═══ SUPPLIED RECORDS ═══
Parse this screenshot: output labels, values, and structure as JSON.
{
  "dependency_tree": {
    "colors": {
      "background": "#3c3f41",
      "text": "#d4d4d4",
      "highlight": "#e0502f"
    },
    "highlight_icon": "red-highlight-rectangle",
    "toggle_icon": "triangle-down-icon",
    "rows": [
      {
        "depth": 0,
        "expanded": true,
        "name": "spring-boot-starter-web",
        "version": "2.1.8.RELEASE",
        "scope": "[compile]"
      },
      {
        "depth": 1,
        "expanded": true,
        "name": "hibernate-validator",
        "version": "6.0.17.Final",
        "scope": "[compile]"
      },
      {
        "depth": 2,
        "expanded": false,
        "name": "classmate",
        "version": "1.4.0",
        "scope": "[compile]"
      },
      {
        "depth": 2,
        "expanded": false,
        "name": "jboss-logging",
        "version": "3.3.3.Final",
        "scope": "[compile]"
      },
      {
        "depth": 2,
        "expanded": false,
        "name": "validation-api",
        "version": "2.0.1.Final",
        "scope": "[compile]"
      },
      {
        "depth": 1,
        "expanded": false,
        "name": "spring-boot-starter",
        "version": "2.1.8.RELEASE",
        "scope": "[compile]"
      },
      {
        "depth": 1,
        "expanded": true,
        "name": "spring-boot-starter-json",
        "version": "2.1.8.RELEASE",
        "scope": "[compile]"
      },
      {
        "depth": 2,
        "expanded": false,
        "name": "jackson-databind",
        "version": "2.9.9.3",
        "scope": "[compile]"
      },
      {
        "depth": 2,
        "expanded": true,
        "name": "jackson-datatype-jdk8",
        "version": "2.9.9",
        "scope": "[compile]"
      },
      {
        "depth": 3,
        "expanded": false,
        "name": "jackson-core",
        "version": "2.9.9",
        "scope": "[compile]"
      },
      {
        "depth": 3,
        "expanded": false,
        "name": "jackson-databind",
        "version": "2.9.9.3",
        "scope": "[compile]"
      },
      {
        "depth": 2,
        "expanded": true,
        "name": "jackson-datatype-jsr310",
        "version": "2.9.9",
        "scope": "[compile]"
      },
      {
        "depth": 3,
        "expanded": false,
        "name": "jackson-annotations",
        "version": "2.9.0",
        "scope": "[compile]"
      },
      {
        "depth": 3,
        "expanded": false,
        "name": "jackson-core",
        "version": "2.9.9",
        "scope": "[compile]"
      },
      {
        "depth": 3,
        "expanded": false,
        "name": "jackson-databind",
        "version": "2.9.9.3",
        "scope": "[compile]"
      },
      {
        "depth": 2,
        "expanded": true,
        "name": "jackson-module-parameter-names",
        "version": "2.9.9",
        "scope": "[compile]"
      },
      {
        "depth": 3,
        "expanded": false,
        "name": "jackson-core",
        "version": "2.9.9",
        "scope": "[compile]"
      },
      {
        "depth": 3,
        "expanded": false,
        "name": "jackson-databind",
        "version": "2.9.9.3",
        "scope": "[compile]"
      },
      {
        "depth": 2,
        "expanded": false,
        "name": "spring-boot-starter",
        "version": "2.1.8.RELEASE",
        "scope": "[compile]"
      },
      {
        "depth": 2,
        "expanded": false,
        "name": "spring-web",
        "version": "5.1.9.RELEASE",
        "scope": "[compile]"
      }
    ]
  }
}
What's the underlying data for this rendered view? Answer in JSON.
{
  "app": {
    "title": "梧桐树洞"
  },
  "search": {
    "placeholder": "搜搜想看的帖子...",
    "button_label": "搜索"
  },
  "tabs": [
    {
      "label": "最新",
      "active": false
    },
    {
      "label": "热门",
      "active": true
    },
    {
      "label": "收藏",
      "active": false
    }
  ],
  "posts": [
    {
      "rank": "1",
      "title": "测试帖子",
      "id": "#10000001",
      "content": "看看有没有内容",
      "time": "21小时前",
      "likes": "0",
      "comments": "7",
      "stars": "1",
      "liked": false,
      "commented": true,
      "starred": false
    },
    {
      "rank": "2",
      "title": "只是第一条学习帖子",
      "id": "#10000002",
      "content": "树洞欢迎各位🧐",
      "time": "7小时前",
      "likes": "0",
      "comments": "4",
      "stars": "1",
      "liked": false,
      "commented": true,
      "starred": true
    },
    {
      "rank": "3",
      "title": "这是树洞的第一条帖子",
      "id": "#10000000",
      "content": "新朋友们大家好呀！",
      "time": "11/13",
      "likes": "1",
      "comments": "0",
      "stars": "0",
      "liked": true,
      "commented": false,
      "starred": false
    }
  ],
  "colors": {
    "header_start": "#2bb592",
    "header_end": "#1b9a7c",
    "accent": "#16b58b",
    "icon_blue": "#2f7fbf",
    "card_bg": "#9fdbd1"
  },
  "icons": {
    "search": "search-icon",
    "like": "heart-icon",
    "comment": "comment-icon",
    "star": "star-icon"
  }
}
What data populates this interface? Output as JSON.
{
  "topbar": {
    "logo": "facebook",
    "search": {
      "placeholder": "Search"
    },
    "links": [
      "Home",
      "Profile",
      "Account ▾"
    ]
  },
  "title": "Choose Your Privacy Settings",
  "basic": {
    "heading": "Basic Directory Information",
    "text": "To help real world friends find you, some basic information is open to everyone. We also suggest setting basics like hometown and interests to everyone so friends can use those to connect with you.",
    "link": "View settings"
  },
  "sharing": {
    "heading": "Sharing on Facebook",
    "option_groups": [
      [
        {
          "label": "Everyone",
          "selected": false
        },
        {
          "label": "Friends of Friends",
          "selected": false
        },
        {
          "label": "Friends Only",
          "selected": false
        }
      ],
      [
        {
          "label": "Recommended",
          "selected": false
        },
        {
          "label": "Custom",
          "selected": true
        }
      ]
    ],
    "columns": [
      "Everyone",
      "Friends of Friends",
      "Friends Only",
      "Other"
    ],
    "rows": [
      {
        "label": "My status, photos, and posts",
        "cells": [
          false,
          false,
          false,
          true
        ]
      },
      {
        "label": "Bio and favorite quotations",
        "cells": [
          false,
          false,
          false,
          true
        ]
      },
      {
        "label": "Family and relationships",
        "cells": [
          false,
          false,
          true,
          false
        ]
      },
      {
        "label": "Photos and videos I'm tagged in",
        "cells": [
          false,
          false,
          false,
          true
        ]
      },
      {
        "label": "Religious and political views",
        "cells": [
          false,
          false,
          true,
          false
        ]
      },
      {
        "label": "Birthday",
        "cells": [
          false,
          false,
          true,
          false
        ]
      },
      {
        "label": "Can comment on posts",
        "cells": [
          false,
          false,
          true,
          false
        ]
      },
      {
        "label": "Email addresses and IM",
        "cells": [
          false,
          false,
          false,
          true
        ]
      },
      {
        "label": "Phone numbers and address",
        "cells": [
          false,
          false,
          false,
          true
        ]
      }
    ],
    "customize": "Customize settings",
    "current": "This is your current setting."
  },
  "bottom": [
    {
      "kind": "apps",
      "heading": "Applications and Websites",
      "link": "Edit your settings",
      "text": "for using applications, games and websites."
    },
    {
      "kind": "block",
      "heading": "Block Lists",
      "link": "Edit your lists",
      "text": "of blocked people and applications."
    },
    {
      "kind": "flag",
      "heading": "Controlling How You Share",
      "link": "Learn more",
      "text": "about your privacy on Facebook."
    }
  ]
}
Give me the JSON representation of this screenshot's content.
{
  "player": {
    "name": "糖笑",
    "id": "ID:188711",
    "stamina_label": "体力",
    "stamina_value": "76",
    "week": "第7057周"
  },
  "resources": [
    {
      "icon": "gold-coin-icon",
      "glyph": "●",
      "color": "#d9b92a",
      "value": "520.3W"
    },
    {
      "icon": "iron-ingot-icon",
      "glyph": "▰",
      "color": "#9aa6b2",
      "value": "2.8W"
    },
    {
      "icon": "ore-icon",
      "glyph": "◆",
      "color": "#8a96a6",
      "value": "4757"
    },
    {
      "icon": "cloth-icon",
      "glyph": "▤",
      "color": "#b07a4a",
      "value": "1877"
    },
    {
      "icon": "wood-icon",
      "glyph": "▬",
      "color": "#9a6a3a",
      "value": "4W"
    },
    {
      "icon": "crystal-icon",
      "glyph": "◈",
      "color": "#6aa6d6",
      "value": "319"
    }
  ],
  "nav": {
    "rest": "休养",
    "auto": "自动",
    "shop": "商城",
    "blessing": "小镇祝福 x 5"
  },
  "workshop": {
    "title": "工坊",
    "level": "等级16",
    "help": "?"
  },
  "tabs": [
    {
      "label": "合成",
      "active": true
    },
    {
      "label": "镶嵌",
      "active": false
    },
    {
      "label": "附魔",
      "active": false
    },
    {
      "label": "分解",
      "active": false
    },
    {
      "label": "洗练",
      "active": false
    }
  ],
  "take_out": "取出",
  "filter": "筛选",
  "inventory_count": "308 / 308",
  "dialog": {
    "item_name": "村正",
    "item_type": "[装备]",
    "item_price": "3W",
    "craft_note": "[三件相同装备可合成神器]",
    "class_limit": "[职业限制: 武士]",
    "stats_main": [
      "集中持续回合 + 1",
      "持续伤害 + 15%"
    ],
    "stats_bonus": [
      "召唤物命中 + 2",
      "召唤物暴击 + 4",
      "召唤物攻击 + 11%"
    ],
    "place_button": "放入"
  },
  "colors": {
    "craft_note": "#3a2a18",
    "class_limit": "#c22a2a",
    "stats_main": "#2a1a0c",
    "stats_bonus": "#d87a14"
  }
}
═══
## WHAT IS NEEDED
Pick out each line containing the string "spring" and copy it.

## THE RESPONSE
        "name": "spring-boot-starter-web",
        "name": "spring-boot-starter",
        "name": "spring-boot-starter-json",
        "name": "spring-boot-starter",
        "name": "spring-web",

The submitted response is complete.